TEXTE PROPOSÉ:
"""
Pour étudier l'ensemble des périodes des orbites périodiques rencontrant la droite réelle, l'idée naturelle est d'essayer de suivre la même démarche que dans le cas du cercle, qui consiste à étudier l'ensemble des périodes pour un nombre de rotation p/q fixé, en se ramenant au cas du nombre de rotation 0. Mais cette démarche se heurte à plusieurs obstacles. Selon le cas général étudié dans [9], si p/q appartient à l'intérieur de RotIR(F), alors il existe N tel que, pour tout n>N, il existe un point périodique de période nq de nombre de rotation p/q. Mais N n'est pas borné, même dans le cas du graphe sigma : pour tout entier naturel N, il existe F avec 0 dans Int(RotIR(F)) et telle que l'ensemble des périodes de nombre de rotation 0 vaut {n > N}. Cependant, nous avons montré que, si 0 est dans Int(RotIR(F)), alors l'ensemble des périodes (mod 1) vaut IN* ou IN*\{1} ou IN*\{2} ; les trois cas sont réalisés. Le fait qu'il s'agisse des périodes (mod 1), et non des périodes de nombre de rotation 0, empêche d'en déduire un résultat pour un nombre de rotation p/q non entier. Concernant les extrémités de l'intervalle de rotation, on trouve, comme on s'y attend, que tout ensemble de périodes d'une transformation de l'étoile à 3 branches peut être réalisé comme ensemble de périodes de nombre de rotation 0 quand min RotIR(F) ou max RotIR(F) vaut 0. Cependant, deux phénomènes se produisent : d'une part, l'ensemble de périodes de nombre de rotation 0 peut être plus compliqué (des exemples montrent notamment qu'il peut correspondre à l'ensemble de périodes d'une transformation d'étoile à n branches avec n arbitrairement grand) ; d'autre part, des obstructions apparaissent pour passer à un nombre de rotation p/q non entier. La situation se révélant bien plus compliquée qu'escomptée, nous n'avons pas obtenu de caractérisation complète de l'ensemble des périodes. Ces travaux sont en cours de rédaction.

Orbites périodiques de grand diamètre

On considère une transformation continue f du cercle dans lui-même, de degré d supérieur ou égal à 1, et F de la droite réelle dans elle-même un relèvement de f. J'ai montré avec Lluís Alsedà que si F a une orbite périodique de diamètre supérieur à 1 (ce qui, pour f, signifie que l'orbite périodique s'étale sur plus d'un tour sur le cercle), alors F a des points périodiques de toutes les périodes, et donc f aussi [10]. Des exemples montrent que ce résultat n'est pas vrai en degré négatif. Cette étude, en plus de son intérêt propre, est surtout motivée par le cas d = 1, qui éclairera peut-être le comportement des transformations de degré 1 sur des graphes. En particulier, pour les relèvements de transformations du graphe sigma, il semble que les orbites de « grand » diamètre forcent l'existence de toutes les périodes supérieures ou égales à 2.
"""
TRAVAIL DEMANDÉ:
[a] Recopiez le texte proposé de « Orbites périodiques de » à « égales à 2. ».
[b] Répondez brièvement à partir du texte proposé :
(i) Si 0 est dans Int(RotIR(F)), quelles sont les trois valeurs possibles de l'ensemble des périodes (mod 1) ?
(ii) Avec qui a été montré le résultat sur les orbites périodiques de diamètre supérieur à 1 ?
(iii) Dans quel degré des exemples montrent-ils que ce résultat n'est pas vrai ?
Le matériel présenté ensuite n'est pas utile.

DONNÉES EXTRAITES:
"""
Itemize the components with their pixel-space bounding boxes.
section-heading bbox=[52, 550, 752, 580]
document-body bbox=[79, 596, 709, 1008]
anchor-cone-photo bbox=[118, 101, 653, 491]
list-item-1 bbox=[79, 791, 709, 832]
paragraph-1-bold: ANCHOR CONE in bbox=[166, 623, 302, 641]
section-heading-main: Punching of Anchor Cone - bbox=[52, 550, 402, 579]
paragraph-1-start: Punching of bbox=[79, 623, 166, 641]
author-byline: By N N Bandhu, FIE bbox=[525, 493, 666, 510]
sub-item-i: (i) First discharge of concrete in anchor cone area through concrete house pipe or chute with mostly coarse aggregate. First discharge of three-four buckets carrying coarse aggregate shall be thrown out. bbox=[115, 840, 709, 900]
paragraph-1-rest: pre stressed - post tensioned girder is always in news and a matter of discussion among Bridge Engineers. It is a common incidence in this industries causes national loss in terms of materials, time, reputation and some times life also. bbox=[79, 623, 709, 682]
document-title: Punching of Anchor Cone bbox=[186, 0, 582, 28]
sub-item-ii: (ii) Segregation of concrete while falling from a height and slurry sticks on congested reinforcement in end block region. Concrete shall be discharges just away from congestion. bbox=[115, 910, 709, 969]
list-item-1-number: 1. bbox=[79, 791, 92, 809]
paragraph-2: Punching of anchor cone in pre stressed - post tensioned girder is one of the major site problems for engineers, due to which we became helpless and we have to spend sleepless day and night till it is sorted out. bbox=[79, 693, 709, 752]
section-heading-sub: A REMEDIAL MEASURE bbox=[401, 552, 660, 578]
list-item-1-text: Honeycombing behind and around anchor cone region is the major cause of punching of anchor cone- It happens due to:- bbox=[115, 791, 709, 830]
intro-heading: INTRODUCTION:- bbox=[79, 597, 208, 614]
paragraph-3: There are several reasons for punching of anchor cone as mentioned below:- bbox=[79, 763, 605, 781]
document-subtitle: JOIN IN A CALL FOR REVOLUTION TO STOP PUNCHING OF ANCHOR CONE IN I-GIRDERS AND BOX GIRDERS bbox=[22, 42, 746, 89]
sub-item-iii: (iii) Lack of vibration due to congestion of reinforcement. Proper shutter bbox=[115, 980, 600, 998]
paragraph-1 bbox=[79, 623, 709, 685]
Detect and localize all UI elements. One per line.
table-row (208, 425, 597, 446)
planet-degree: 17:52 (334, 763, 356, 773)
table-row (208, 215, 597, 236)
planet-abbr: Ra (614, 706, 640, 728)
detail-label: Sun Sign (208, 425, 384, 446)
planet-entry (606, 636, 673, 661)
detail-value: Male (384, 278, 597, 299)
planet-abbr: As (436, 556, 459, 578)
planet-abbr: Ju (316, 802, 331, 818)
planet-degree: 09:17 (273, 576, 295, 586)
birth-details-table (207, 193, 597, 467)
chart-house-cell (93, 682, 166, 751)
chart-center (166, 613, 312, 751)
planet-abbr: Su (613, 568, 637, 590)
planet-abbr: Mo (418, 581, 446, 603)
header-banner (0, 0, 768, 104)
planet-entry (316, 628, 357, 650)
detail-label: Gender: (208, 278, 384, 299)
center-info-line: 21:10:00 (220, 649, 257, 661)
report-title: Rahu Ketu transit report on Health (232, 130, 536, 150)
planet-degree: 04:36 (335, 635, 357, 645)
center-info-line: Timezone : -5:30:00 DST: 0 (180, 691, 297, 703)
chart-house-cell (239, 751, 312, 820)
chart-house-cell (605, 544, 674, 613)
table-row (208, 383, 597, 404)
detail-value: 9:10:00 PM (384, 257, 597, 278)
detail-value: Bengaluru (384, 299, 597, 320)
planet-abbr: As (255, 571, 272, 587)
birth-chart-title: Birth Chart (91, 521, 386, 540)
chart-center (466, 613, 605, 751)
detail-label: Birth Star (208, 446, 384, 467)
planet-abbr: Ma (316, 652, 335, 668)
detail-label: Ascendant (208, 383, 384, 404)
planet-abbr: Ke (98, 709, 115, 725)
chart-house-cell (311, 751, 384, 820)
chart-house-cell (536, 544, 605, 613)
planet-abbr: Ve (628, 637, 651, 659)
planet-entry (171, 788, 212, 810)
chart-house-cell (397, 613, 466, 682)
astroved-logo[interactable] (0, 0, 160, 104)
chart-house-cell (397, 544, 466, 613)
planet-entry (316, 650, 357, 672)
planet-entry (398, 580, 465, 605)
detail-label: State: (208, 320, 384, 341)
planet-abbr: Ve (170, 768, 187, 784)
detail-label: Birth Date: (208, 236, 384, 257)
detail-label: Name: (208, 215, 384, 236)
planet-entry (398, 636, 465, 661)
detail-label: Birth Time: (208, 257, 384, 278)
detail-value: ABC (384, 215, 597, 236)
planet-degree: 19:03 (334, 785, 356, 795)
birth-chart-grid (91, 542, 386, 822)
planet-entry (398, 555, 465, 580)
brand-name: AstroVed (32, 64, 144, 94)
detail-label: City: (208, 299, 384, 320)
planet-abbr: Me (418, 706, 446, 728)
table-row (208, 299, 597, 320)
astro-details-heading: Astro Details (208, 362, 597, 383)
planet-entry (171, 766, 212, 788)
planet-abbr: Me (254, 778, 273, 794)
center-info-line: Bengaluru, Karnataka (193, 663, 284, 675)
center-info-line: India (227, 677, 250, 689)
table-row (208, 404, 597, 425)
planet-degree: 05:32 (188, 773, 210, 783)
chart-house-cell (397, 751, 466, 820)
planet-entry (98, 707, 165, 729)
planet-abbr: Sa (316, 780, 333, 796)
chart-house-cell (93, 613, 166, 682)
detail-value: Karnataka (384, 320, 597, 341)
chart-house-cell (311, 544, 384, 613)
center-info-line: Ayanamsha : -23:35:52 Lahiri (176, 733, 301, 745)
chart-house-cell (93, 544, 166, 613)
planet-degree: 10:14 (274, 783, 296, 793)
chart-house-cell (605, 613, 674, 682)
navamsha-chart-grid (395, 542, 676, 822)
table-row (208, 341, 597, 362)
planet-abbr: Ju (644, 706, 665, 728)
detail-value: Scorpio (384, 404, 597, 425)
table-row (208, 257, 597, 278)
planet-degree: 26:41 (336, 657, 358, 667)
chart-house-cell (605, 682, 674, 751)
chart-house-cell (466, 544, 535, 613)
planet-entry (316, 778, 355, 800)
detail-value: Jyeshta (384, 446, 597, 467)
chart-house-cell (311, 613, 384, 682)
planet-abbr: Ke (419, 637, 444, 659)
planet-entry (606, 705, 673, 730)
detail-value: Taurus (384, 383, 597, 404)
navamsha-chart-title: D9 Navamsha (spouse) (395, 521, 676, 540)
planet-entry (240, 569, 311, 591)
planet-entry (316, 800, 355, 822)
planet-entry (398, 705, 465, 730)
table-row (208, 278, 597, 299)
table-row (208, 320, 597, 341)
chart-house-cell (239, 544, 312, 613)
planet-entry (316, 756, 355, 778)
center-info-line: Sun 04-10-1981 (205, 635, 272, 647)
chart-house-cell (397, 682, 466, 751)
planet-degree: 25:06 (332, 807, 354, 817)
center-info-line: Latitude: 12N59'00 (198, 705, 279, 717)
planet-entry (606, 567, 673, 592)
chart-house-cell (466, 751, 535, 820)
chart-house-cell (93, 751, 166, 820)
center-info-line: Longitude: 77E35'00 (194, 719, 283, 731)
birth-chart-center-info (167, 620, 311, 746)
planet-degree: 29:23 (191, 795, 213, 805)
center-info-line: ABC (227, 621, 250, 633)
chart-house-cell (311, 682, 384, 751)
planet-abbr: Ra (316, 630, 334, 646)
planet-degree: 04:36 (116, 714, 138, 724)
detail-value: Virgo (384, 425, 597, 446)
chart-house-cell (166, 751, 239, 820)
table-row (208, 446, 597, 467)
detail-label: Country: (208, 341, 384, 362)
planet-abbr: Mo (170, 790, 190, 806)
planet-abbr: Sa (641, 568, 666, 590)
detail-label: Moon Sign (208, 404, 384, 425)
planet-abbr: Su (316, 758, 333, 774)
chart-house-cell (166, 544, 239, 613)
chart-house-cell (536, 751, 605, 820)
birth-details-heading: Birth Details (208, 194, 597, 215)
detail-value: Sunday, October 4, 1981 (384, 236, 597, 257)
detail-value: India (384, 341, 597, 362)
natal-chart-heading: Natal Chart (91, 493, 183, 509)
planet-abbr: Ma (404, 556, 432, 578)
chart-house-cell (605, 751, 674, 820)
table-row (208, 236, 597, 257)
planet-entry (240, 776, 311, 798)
"""
"""
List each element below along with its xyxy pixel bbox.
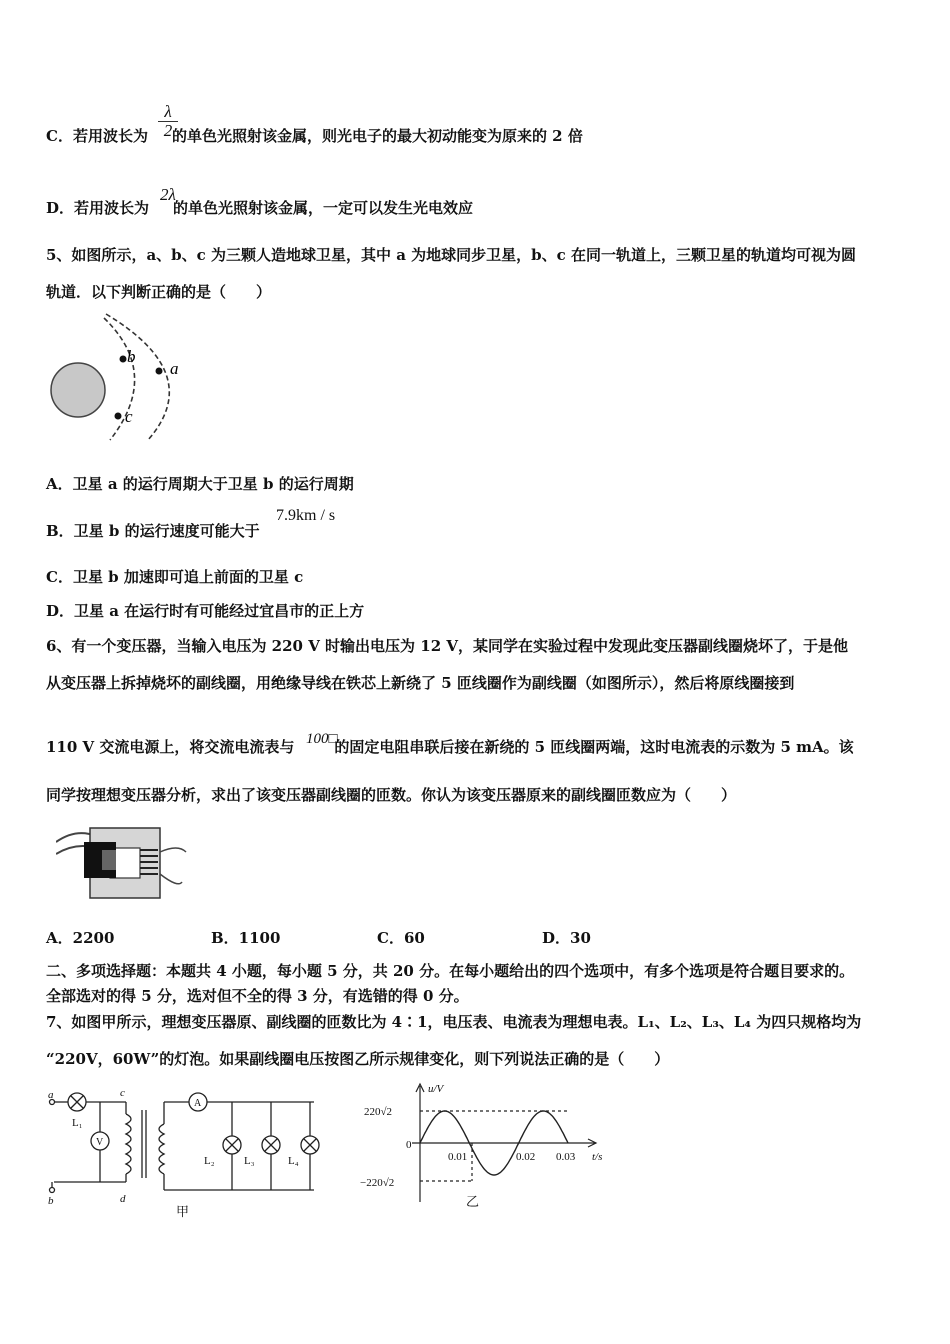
"""
CORRIGÉS DÉTAILLÉS:
[a]
Orbites périodiques de grand diamètre

On considère une transformation continue f du cercle dans lui-même, de degré d supérieur ou égal à 1, et F de la droite réelle dans elle-même un relèvement de f. J'ai montré avec Lluís Alsedà que si F a une orbite périodique de diamètre supérieur à 1 (ce qui, pour f, signifie que l'orbite périodique s'étale sur plus d'un tour sur le cercle), alors F a des points périodiques de toutes les périodes, et donc f aussi [10]. Des exemples montrent que ce résultat n'est pas vrai en degré négatif. Cette étude, en plus de son intérêt propre, est surtout motivée par le cas d = 1, qui éclairera peut-être le comportement des transformations de degré 1 sur des graphes. En particulier, pour les relèvements de transformations du graphe sigma, il semble que les orbites de « grand » diamètre forcent l'existence de toutes les périodes supérieures ou égales à 2.

[b]
(i) IN*, IN*\{1} ou IN*\{2}.
(ii) Avec Lluís Alsedà.
(iii) En degré négatif.